### [TO BE DONE]
Locate the word "THESE" in the material, then show every line that holds it.

### [DATASET RECORDS]
____________________

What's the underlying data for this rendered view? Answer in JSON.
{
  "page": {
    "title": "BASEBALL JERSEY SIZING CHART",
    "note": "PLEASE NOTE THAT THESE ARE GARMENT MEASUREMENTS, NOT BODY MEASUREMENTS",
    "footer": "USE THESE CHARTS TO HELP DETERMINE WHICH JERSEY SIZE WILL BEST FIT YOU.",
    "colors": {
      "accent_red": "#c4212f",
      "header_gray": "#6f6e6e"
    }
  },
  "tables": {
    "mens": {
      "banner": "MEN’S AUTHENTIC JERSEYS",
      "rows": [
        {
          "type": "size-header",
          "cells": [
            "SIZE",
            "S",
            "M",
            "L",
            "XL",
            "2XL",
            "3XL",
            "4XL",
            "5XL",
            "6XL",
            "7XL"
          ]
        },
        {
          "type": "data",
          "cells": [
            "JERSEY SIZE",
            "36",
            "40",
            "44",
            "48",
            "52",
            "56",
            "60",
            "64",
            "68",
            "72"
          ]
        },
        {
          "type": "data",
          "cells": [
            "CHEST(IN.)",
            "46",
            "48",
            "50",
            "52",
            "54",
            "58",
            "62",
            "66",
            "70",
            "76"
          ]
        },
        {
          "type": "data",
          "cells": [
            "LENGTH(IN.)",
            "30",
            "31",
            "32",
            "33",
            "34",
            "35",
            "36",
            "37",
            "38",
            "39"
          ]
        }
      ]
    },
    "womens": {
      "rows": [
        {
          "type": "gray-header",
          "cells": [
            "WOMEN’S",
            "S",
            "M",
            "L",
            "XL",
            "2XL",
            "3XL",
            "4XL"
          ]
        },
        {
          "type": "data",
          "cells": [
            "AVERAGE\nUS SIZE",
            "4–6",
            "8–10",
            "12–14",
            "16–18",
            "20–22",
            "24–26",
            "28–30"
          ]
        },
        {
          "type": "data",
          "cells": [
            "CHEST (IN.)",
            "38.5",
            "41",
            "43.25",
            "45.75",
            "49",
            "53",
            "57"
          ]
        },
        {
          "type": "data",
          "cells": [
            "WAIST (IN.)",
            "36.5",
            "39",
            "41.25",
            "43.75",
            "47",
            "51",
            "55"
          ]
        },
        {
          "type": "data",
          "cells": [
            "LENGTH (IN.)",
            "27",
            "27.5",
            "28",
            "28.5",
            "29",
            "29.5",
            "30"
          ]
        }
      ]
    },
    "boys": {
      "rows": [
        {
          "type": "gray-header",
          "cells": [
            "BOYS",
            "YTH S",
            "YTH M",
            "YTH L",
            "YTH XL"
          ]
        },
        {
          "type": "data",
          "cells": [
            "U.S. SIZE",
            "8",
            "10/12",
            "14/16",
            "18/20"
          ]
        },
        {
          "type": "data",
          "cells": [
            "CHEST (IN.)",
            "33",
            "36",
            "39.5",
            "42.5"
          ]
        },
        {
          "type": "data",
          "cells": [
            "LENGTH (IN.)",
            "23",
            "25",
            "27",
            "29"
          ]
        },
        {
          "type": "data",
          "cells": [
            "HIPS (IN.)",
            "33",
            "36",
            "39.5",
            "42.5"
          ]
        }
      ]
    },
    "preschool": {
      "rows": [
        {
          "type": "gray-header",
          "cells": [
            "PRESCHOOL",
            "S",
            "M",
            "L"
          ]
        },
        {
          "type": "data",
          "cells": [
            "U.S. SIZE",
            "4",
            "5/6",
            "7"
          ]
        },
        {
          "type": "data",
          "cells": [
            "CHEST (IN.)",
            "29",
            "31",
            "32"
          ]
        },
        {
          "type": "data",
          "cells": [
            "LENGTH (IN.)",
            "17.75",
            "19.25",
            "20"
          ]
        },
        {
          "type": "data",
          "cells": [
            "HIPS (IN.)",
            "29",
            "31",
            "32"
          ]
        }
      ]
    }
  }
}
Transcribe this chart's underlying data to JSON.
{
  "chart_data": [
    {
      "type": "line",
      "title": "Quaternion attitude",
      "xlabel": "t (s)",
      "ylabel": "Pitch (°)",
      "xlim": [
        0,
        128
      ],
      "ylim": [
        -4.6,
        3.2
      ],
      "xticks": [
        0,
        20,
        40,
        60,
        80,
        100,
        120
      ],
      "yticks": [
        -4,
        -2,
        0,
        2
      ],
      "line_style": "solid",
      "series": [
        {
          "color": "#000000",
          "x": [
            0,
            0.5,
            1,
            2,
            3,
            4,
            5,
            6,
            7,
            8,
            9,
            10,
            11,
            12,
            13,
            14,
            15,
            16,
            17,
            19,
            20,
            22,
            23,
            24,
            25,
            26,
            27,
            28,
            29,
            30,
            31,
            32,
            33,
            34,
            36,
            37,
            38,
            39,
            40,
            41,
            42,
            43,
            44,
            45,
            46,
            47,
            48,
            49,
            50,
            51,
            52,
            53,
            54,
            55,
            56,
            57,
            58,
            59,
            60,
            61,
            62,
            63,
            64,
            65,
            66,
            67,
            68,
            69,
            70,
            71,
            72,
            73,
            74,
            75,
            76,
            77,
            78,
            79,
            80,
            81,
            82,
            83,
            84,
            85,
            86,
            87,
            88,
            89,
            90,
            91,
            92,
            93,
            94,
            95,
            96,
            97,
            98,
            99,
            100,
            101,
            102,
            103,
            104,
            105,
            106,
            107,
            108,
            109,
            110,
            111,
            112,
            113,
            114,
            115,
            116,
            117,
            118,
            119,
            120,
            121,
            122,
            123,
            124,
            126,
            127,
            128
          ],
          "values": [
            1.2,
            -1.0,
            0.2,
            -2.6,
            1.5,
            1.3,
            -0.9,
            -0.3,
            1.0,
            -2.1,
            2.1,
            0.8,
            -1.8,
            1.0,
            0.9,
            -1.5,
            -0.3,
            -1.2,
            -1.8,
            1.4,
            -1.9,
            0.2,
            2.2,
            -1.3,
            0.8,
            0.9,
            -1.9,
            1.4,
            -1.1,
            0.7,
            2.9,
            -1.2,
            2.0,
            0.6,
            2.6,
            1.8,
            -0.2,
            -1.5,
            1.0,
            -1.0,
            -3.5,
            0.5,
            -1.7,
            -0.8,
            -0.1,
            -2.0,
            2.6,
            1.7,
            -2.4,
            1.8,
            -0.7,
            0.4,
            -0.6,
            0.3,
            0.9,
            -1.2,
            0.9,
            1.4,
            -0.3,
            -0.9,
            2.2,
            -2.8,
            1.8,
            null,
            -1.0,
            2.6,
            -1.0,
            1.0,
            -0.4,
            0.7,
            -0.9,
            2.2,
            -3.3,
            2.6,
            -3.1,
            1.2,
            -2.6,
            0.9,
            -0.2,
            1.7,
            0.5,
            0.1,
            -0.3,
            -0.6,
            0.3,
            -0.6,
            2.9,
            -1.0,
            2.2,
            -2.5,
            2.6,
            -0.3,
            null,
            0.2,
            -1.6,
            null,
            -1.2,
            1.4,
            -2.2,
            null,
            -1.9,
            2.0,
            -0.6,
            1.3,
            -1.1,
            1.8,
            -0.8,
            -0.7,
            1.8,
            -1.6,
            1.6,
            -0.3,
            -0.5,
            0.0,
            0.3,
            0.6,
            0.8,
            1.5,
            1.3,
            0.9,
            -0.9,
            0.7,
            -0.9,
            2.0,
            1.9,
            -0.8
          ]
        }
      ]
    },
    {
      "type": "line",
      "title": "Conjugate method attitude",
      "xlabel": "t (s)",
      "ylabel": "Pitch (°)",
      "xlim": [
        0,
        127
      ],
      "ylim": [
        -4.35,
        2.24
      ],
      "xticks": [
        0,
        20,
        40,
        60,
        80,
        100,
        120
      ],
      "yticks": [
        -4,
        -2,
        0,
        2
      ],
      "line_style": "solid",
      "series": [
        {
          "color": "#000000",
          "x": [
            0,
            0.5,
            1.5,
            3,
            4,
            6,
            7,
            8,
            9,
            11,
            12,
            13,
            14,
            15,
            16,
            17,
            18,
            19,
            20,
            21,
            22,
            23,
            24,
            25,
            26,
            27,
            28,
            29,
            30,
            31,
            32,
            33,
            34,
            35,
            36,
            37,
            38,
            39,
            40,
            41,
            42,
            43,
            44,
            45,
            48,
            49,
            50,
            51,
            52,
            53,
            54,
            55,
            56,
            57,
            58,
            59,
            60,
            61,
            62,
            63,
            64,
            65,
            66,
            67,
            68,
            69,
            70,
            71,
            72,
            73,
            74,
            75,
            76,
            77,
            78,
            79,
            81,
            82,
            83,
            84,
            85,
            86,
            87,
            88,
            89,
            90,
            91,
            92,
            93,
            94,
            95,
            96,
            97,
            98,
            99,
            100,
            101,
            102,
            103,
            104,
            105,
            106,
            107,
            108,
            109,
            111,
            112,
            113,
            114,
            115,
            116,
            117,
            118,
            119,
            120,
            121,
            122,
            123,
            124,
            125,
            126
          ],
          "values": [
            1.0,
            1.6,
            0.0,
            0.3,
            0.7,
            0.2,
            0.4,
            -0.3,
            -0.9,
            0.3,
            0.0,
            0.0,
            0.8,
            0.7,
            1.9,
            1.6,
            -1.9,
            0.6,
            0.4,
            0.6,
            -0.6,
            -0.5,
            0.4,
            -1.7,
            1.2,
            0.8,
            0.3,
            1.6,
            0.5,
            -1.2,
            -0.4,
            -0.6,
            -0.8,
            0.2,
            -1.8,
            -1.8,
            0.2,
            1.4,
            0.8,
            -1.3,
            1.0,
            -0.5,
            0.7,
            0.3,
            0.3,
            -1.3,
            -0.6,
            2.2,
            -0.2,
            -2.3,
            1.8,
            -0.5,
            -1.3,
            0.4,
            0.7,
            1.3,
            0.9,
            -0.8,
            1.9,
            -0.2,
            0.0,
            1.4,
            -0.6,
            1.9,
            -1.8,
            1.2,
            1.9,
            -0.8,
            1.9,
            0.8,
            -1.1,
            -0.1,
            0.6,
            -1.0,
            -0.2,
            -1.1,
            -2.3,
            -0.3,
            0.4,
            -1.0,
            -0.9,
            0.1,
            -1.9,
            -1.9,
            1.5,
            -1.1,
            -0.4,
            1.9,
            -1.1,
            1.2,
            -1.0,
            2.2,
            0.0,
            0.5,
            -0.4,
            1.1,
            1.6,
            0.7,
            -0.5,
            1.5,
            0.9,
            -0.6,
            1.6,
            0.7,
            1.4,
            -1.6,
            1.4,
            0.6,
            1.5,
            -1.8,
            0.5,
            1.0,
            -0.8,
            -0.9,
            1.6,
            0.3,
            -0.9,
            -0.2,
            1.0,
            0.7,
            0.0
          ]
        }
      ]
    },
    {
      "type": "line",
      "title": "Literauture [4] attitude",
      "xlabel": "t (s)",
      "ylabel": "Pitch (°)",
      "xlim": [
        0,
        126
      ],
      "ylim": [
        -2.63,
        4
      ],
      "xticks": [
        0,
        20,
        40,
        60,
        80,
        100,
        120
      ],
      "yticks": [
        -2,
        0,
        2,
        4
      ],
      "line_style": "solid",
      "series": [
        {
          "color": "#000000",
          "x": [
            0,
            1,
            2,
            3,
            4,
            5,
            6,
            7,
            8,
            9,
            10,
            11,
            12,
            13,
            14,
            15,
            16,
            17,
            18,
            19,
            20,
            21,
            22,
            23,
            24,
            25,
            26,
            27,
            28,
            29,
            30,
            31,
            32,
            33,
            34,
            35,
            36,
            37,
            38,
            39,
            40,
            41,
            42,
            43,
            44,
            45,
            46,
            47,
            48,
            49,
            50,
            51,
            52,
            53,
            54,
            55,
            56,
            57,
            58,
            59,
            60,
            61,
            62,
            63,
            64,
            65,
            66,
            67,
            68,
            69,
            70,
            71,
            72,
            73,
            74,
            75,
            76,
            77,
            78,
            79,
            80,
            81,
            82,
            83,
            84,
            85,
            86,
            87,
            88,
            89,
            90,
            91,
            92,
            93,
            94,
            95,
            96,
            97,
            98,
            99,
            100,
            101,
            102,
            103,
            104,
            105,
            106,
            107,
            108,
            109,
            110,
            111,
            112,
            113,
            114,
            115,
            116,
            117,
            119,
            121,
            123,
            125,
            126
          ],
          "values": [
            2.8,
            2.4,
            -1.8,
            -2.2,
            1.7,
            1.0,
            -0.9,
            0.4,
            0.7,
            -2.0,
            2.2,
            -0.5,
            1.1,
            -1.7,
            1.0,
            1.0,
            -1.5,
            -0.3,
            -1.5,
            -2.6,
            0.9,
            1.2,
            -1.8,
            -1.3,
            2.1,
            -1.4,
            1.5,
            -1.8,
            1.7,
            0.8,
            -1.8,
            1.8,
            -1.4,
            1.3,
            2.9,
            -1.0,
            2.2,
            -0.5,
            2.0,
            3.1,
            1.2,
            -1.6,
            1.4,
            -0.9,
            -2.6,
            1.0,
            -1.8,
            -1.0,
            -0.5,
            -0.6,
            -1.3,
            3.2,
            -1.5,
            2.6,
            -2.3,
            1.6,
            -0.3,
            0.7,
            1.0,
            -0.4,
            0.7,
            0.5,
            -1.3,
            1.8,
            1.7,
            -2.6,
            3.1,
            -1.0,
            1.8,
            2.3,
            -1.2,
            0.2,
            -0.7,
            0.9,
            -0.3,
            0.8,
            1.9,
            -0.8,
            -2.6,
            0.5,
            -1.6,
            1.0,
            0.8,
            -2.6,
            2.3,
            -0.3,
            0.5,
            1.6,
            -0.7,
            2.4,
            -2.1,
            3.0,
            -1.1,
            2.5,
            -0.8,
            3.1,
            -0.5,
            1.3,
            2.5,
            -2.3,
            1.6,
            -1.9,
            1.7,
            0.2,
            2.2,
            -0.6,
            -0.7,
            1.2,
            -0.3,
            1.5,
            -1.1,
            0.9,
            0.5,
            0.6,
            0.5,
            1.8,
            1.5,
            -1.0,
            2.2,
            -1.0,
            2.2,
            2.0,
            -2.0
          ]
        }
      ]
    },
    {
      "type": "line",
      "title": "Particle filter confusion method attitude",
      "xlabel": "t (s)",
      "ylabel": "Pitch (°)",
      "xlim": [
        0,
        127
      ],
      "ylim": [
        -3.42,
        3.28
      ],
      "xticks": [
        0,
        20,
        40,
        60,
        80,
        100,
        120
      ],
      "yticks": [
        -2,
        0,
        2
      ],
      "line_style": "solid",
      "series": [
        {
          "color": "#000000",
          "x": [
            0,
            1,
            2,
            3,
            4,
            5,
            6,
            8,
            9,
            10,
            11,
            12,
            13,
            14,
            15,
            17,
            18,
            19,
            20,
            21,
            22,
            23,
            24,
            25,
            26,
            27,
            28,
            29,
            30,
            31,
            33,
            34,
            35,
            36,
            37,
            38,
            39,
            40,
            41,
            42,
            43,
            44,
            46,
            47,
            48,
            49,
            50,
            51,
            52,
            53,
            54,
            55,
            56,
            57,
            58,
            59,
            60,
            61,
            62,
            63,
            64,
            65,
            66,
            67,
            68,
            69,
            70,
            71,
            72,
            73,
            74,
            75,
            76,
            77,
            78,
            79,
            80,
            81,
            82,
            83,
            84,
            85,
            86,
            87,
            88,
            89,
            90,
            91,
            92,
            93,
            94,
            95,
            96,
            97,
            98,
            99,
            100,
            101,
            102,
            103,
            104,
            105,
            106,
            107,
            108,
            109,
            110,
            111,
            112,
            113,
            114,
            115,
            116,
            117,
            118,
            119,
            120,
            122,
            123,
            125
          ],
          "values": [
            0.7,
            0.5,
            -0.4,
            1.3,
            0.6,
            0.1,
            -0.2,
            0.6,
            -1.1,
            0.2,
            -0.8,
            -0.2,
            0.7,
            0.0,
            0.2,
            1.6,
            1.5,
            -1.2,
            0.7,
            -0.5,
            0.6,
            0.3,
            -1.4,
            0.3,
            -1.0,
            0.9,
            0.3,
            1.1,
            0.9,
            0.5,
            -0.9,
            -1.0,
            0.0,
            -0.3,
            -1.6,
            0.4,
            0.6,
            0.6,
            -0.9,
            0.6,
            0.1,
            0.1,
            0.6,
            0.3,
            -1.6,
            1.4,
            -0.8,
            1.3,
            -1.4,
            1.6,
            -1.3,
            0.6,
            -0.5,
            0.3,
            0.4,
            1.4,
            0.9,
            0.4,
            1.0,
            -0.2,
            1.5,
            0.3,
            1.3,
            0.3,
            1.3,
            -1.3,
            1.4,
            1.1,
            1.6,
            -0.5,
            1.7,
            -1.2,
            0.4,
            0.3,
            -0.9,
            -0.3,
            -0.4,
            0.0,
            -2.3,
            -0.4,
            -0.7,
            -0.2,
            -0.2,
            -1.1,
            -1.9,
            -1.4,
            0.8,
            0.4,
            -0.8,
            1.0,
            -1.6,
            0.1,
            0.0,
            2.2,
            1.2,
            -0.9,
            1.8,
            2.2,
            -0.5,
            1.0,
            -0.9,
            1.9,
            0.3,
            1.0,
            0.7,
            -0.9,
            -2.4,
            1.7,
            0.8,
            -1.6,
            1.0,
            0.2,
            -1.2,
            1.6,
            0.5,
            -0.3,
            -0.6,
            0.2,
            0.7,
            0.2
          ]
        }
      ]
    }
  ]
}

____________________

### [RESPONSE BELOW]
    "note": "PLEASE NOTE THAT THESE ARE GARMENT MEASUREMENTS, NOT BODY MEASUREMENTS",
    "footer": "USE THESE CHARTS TO HELP DETERMINE WHICH JERSEY SIZE WILL BEST FIT YOU.",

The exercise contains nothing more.